== やること ==
- A) 下にある鋸歯状病変についての文章から、「TSAは左側大腸に好発し、有茎性が多いです。」という一文を英語に訳してください。
- B) 鋸歯状病変についての文章のうち、「TSAは左側大腸に好発し、有茎性が多いです。」から「ることが多いとされています。」までを一字も変えずに書き写してください。

== 抽出テキスト ==
──────────────────────────────

鋸歯状病変は
①過形成性ポリープ(HP);切除不要
②鋸歯状腺腫(TSA);要切除
③SSL(sessile serrated lesion);要切除
に分類されます。
TSAは左側大腸に好発し、有茎性が多いです。
TSAにはBRAF変異とKRAS変異を機転とする2つの経路がありますが、いずれも癌化の際の分子病型はMSS(microsatellite stable)型とされます。
一方、SSLは右側大腸にみられ,無茎性病変が多いです。SSLの分子異常は,BRAF変異,メチル化異常が特徴的とされています。
MSI(microsatellite instability)はSSLの癌化の際にみられることが多いとされています。
大腸腫瘍の遺伝子研究は、岩手医大病理診断学講座菅井前教授が日本のトップランカーとして研究をすすめた分野です。(その教室で、私も勉強させていただきました。)
このTSAは全ポリープの1%と比較的稀な病変です(稀とはいえ、よくみかけます)。




左側、すなわち、ほとんどが直腸に局在し、水浸下では”茎があり、ユラユラする感じ”に観察されます。
大腸腫瘍には、様々な分子病系の系譜があります。
患者さんには説明しませんが、ポリープをみたら、どの遺伝子変異の病変なのか?microsatellite instabilityはどうだとか?
自問自答しながら治療しております。

──────────────────────────────

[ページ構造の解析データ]
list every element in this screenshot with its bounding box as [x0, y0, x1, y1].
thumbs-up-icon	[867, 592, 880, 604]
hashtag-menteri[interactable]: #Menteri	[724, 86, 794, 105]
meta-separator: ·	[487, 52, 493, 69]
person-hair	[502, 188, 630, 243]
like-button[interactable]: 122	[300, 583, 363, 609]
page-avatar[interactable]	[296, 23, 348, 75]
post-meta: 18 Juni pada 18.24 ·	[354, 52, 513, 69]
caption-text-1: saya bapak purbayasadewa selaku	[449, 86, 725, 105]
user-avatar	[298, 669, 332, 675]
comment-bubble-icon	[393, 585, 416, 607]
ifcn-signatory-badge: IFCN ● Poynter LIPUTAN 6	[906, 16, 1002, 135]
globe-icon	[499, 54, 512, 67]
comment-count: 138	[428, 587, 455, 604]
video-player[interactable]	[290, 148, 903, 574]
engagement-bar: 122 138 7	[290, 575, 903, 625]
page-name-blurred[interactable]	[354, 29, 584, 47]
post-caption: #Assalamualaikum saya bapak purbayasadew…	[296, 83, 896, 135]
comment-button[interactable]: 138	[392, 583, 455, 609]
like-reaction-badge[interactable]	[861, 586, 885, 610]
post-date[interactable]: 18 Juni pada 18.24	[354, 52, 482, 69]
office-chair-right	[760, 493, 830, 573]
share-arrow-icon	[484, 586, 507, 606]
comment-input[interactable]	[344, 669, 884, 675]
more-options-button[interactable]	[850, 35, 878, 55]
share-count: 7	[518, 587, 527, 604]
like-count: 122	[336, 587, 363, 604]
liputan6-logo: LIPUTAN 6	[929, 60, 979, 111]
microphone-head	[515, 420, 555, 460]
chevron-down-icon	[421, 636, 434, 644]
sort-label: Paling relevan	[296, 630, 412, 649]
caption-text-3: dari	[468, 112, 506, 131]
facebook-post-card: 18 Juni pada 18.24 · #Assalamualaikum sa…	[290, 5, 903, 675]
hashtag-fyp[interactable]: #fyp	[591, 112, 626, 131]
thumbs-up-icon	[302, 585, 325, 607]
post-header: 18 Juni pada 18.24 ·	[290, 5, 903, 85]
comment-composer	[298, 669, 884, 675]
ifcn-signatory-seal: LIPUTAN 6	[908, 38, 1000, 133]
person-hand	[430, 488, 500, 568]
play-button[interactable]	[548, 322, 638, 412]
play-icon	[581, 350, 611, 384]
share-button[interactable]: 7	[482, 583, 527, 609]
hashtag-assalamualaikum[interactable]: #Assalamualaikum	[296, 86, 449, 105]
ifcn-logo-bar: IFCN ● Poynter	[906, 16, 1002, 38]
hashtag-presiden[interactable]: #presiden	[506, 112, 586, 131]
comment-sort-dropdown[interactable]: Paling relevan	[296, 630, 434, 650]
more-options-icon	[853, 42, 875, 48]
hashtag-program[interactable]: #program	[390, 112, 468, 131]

──────────────────────────────

== 課題ごとの答え ==
- A) TSAs tend to occur in the left colon and are often pedunculated.

- B)
TSAは左側大腸に好発し、有茎性が多いです。
TSAにはBRAF変異とKRAS変異を機転とする2つの経路がありますが、いずれも癌化の際の分子病型はMSS(microsatellite stable)型とされます。
一方、SSLは右側大腸にみられ,無茎性病変が多いです。SSLの分子異常は,BRAF変異,メチル化異常が特徴的とされています。
MSI(microsatellite instability)はSSLの癌化の際にみられることが多いとされています。